» **YOUR INSTRUCTIONS**
Write the material out again exactly.
++++
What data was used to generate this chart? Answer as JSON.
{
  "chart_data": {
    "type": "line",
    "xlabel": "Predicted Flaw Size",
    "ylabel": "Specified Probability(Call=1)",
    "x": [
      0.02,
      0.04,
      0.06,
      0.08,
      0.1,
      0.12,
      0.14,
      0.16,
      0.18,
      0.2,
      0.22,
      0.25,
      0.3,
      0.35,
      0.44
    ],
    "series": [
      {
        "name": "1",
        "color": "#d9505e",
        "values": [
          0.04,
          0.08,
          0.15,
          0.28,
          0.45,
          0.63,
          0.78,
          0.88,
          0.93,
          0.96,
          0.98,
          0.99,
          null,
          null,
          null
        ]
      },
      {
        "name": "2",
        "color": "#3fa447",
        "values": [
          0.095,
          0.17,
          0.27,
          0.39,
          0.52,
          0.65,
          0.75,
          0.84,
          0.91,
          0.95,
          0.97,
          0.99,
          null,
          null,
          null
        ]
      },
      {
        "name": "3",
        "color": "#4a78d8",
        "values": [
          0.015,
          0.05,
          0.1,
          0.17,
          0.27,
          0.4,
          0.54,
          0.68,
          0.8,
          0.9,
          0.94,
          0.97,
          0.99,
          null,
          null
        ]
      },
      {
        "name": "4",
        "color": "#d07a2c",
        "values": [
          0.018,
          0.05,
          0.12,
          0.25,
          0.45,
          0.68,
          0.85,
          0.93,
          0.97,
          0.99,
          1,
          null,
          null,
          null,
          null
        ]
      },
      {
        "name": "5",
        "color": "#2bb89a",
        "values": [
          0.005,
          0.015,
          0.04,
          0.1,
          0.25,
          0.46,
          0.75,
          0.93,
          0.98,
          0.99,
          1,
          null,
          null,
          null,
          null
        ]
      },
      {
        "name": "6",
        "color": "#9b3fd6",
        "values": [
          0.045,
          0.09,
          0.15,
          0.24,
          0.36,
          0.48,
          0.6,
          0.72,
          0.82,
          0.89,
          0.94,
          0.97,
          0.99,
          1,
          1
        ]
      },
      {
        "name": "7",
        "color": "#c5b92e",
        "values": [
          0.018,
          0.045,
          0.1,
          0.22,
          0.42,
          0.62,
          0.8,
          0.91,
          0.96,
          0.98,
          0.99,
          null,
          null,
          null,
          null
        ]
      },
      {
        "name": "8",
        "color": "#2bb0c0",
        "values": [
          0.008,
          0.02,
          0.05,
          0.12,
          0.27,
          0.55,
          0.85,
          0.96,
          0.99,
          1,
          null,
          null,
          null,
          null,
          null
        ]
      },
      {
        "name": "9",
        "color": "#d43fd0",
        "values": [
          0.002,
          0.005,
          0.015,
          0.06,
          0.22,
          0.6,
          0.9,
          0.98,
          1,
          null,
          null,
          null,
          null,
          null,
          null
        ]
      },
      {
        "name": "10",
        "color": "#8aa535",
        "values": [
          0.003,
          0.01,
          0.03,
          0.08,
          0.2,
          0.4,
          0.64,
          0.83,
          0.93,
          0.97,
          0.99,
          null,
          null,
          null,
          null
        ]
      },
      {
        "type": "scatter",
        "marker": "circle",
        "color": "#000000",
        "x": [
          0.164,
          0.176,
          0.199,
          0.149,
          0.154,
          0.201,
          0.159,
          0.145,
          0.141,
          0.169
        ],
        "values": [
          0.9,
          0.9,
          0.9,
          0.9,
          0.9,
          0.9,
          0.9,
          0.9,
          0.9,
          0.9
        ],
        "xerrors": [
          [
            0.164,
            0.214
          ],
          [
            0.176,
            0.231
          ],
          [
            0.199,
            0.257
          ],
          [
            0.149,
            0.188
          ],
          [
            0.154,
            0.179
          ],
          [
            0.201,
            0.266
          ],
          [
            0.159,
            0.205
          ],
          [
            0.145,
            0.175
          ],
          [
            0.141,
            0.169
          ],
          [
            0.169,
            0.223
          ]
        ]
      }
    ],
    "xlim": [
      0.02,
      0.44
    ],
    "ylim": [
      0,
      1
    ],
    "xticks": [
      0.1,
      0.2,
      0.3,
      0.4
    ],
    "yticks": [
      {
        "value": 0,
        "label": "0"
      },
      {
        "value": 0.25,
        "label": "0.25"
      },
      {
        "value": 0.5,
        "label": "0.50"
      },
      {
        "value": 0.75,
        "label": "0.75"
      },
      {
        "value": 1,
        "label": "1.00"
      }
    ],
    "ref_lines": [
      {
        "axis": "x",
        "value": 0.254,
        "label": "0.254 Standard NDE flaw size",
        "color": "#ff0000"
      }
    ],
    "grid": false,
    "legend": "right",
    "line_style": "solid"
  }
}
++++
» **REPLY**
What data was used to generate this chart? Answer as JSON.
{
  "chart_data": {
    "type": "line",
    "xlabel": "Predicted Flaw Size",
    "ylabel": "Specified Probability(Call=1)",
    "x": [
      0.02,
      0.04,
      0.06,
      0.08,
      0.1,
      0.12,
      0.14,
      0.16,
      0.18,
      0.2,
      0.22,
      0.25,
      0.3,
      0.35,
      0.44
    ],
    "series": [
      {
        "name": "1",
        "color": "#d9505e",
        "values": [
          0.04,
          0.08,
          0.15,
          0.28,
          0.45,
          0.63,
          0.78,
          0.88,
          0.93,
          0.96,
          0.98,
          0.99,
          null,
          null,
          null
        ]
      },
      {
        "name": "2",
        "color": "#3fa447",
        "values": [
          0.095,
          0.17,
          0.27,
          0.39,
          0.52,
          0.65,
          0.75,
          0.84,
          0.91,
          0.95,
          0.97,
          0.99,
          null,
          null,
          null
        ]
      },
      {
        "name": "3",
        "color": "#4a78d8",
        "values": [
          0.015,
          0.05,
          0.1,
          0.17,
          0.27,
          0.4,
          0.54,
          0.68,
          0.8,
          0.9,
          0.94,
          0.97,
          0.99,
          null,
          null
        ]
      },
      {
        "name": "4",
        "color": "#d07a2c",
        "values": [
          0.018,
          0.05,
          0.12,
          0.25,
          0.45,
          0.68,
          0.85,
          0.93,
          0.97,
          0.99,
          1,
          null,
          null,
          null,
          null
        ]
      },
      {
        "name": "5",
        "color": "#2bb89a",
        "values": [
          0.005,
          0.015,
          0.04,
          0.1,
          0.25,
          0.46,
          0.75,
          0.93,
          0.98,
          0.99,
          1,
          null,
          null,
          null,
          null
        ]
      },
      {
        "name": "6",
        "color": "#9b3fd6",
        "values": [
          0.045,
          0.09,
          0.15,
          0.24,
          0.36,
          0.48,
          0.6,
          0.72,
          0.82,
          0.89,
          0.94,
          0.97,
          0.99,
          1,
          1
        ]
      },
      {
        "name": "7",
        "color": "#c5b92e",
        "values": [
          0.018,
          0.045,
          0.1,
          0.22,
          0.42,
          0.62,
          0.8,
          0.91,
          0.96,
          0.98,
          0.99,
          null,
          null,
          null,
          null
        ]
      },
      {
        "name": "8",
        "color": "#2bb0c0",
        "values": [
          0.008,
          0.02,
          0.05,
          0.12,
          0.27,
          0.55,
          0.85,
          0.96,
          0.99,
          1,
          null,
          null,
          null,
          null,
          null
        ]
      },
      {
        "name": "9",
        "color": "#d43fd0",
        "values": [
          0.002,
          0.005,
          0.015,
          0.06,
          0.22,
          0.6,
          0.9,
          0.98,
          1,
          null,
          null,
          null,
          null,
          null,
          null
        ]
      },
      {
        "name": "10",
        "color": "#8aa535",
        "values": [
          0.003,
          0.01,
          0.03,
          0.08,
          0.2,
          0.4,
          0.64,
          0.83,
          0.93,
          0.97,
          0.99,
          null,
          null,
          null,
          null
        ]
      },
      {
        "type": "scatter",
        "marker": "circle",
        "color": "#000000",
        "x": [
          0.164,
          0.176,
          0.199,
          0.149,
          0.154,
          0.201,
          0.159,
          0.145,
          0.141,
          0.169
        ],
        "values": [
          0.9,
          0.9,
          0.9,
          0.9,
          0.9,
          0.9,
          0.9,
          0.9,
          0.9,
          0.9
        ],
        "xerrors": [
          [
            0.164,
            0.214
          ],
          [
            0.176,
            0.231
          ],
          [
            0.199,
            0.257
          ],
          [
            0.149,
            0.188
          ],
          [
            0.154,
            0.179
          ],
          [
            0.201,
            0.266
          ],
          [
            0.159,
            0.205
          ],
          [
            0.145,
            0.175
          ],
          [
            0.141,
            0.169
          ],
          [
            0.169,
            0.223
          ]
        ]
      }
    ],
    "xlim": [
      0.02,
      0.44
    ],
    "ylim": [
      0,
      1
    ],
    "xticks": [
      0.1,
      0.2,
      0.3,
      0.4
    ],
    "yticks": [
      {
        "value": 0,
        "label": "0"
      },
      {
        "value": 0.25,
        "label": "0.25"
      },
      {
        "value": 0.5,
        "label": "0.50"
      },
      {
        "value": 0.75,
        "label": "0.75"
      },
      {
        "value": 1,
        "label": "1.00"
      }
    ],
    "ref_lines": [
      {
        "axis": "x",
        "value": 0.254,
        "label": "0.254 Standard NDE flaw size",
        "color": "#ff0000"
      }
    ],
    "grid": false,
    "legend": "right",
    "line_style": "solid"
  }
}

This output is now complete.